WORK REQUIRED ▸ Find each line containing the string "JSON" and return it.

[Begin]

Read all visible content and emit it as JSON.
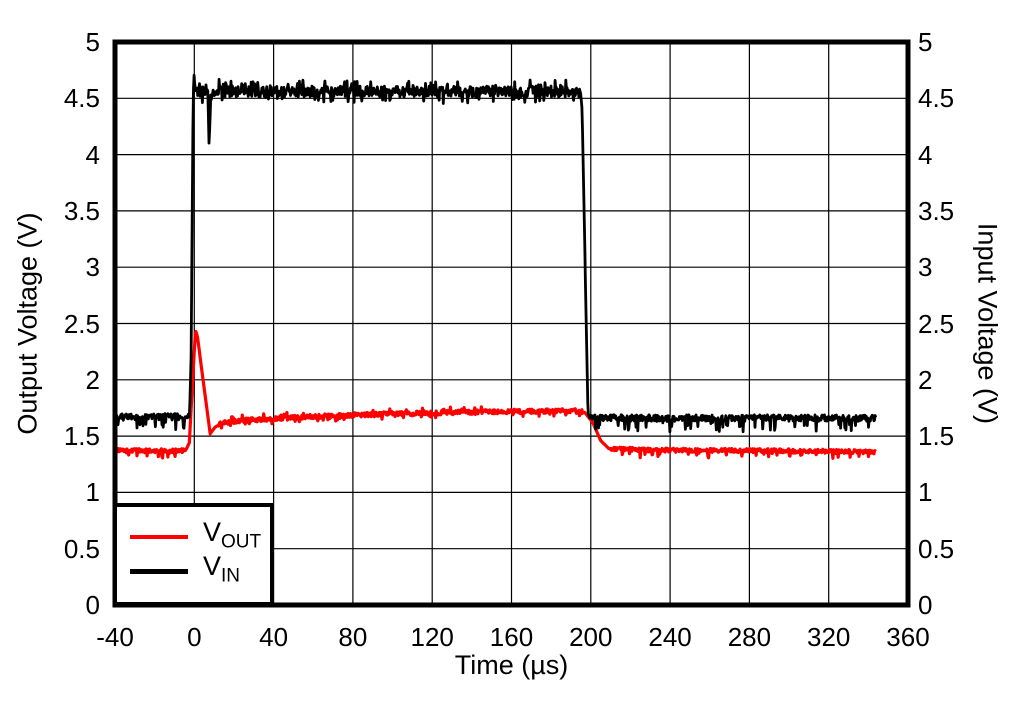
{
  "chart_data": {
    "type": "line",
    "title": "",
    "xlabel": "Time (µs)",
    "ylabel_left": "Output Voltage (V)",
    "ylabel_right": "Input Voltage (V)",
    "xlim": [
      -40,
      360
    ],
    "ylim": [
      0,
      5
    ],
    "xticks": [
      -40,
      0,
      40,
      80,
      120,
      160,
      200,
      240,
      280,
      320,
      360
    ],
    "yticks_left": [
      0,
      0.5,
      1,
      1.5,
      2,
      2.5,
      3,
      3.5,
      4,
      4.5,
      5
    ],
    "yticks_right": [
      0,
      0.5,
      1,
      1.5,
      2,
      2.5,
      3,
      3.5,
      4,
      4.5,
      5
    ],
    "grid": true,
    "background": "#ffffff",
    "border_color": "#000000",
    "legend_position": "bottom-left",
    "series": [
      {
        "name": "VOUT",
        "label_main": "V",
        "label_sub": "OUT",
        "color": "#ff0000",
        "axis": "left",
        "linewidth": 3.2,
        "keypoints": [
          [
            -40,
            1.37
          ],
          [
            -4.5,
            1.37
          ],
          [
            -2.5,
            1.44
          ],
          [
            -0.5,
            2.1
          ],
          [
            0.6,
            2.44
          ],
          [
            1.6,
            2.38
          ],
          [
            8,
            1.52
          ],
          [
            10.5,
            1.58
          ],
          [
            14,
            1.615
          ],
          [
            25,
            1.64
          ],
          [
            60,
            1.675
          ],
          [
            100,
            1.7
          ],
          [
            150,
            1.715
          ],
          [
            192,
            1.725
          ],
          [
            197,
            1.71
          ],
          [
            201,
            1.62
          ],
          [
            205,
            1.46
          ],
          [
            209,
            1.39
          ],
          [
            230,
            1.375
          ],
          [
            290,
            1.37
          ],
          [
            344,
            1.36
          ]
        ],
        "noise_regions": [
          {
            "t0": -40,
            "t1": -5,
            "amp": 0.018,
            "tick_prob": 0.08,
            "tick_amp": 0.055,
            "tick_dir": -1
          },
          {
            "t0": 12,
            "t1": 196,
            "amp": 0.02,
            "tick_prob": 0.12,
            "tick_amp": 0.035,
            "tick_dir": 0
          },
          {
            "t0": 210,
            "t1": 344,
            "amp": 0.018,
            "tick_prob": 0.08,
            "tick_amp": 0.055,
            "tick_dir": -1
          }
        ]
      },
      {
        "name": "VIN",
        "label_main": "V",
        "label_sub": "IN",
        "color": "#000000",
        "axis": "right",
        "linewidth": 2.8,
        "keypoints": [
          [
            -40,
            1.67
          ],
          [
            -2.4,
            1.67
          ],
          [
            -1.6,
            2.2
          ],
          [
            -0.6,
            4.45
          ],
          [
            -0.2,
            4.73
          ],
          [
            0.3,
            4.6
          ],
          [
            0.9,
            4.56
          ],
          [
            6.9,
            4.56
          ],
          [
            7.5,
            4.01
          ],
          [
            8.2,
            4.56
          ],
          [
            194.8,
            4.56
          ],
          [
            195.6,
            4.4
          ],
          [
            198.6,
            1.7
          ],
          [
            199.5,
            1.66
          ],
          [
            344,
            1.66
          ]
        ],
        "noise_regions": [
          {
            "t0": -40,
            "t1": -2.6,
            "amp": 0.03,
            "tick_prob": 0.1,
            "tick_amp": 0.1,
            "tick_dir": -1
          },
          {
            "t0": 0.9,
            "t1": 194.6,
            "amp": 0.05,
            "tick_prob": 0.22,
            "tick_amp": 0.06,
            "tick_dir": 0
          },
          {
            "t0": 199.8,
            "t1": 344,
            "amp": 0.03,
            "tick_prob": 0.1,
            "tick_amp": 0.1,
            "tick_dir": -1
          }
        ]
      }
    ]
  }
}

[End]
[Begin]

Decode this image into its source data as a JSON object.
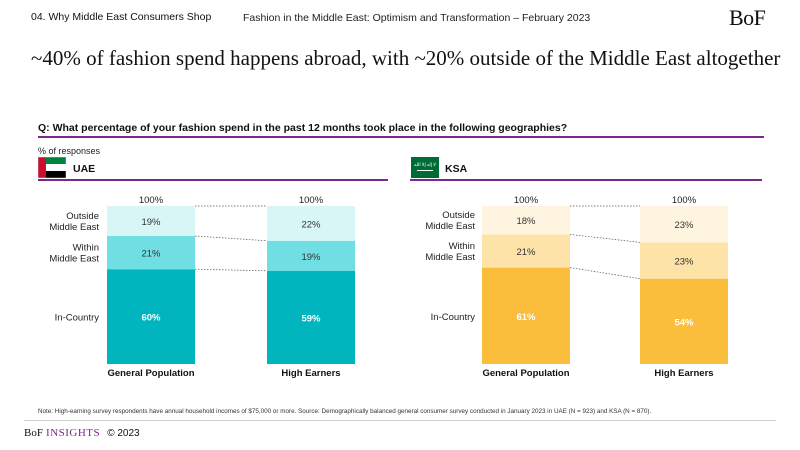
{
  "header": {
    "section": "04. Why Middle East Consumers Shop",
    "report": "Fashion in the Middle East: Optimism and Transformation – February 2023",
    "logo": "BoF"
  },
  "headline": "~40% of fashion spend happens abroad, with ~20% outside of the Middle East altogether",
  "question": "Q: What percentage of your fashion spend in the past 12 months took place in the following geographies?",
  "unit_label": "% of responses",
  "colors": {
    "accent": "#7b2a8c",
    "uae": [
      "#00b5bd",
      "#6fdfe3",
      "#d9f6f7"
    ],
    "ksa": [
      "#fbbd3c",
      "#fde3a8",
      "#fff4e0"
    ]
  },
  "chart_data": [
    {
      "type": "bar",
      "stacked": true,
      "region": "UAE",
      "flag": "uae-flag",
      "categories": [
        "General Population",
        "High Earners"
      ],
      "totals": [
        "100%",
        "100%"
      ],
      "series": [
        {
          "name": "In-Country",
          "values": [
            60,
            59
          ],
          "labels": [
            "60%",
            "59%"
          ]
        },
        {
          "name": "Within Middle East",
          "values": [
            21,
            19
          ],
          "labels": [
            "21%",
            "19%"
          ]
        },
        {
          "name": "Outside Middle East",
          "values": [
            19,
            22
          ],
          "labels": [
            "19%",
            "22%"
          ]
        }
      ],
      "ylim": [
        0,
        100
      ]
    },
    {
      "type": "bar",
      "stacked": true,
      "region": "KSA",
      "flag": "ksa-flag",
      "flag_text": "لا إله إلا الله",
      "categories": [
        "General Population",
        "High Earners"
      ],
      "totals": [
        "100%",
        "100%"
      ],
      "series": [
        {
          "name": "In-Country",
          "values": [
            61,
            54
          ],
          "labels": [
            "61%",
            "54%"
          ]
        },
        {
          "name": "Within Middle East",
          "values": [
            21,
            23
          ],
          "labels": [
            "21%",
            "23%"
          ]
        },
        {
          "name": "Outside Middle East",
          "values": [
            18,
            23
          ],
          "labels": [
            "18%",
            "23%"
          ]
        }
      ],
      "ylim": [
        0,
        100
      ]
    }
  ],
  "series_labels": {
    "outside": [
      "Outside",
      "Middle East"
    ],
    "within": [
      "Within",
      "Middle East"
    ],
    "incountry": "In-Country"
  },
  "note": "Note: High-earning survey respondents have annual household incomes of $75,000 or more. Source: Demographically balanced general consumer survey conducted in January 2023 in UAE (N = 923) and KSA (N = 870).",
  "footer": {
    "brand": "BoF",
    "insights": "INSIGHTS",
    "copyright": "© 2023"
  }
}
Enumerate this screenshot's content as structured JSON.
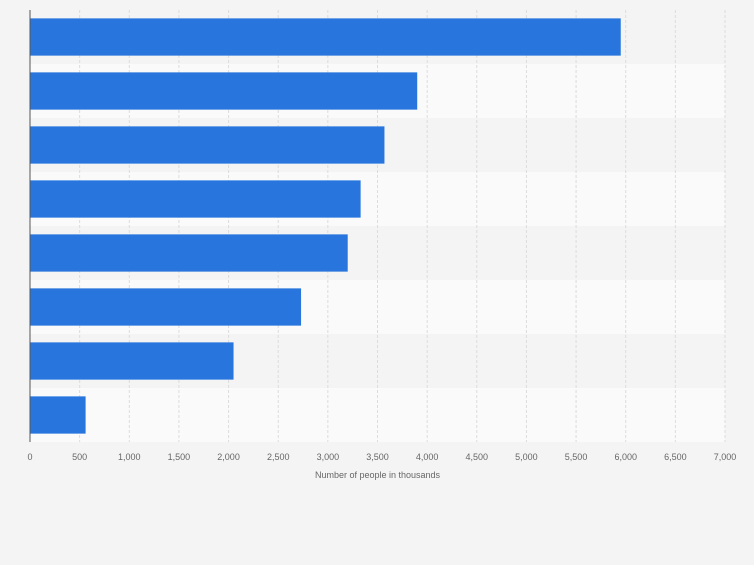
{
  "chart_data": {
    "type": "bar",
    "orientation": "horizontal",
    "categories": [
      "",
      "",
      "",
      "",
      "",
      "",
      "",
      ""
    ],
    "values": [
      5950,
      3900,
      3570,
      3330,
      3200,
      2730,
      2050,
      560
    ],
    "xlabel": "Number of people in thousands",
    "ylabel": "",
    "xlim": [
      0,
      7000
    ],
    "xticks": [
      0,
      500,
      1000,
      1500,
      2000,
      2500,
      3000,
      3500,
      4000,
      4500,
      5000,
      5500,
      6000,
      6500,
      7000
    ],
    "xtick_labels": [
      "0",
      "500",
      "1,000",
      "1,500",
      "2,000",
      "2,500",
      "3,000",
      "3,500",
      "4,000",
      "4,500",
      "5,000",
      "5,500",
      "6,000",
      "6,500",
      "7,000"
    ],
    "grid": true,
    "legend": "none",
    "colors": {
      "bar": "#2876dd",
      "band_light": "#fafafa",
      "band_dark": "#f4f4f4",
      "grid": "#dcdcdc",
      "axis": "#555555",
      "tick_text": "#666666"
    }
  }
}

[End]

TASK RESULT ▸
Read all visible content and emit it as JSON.
Decode this image into its source data as a JSON object.
Enumerate this screenshot's content as structured JSON.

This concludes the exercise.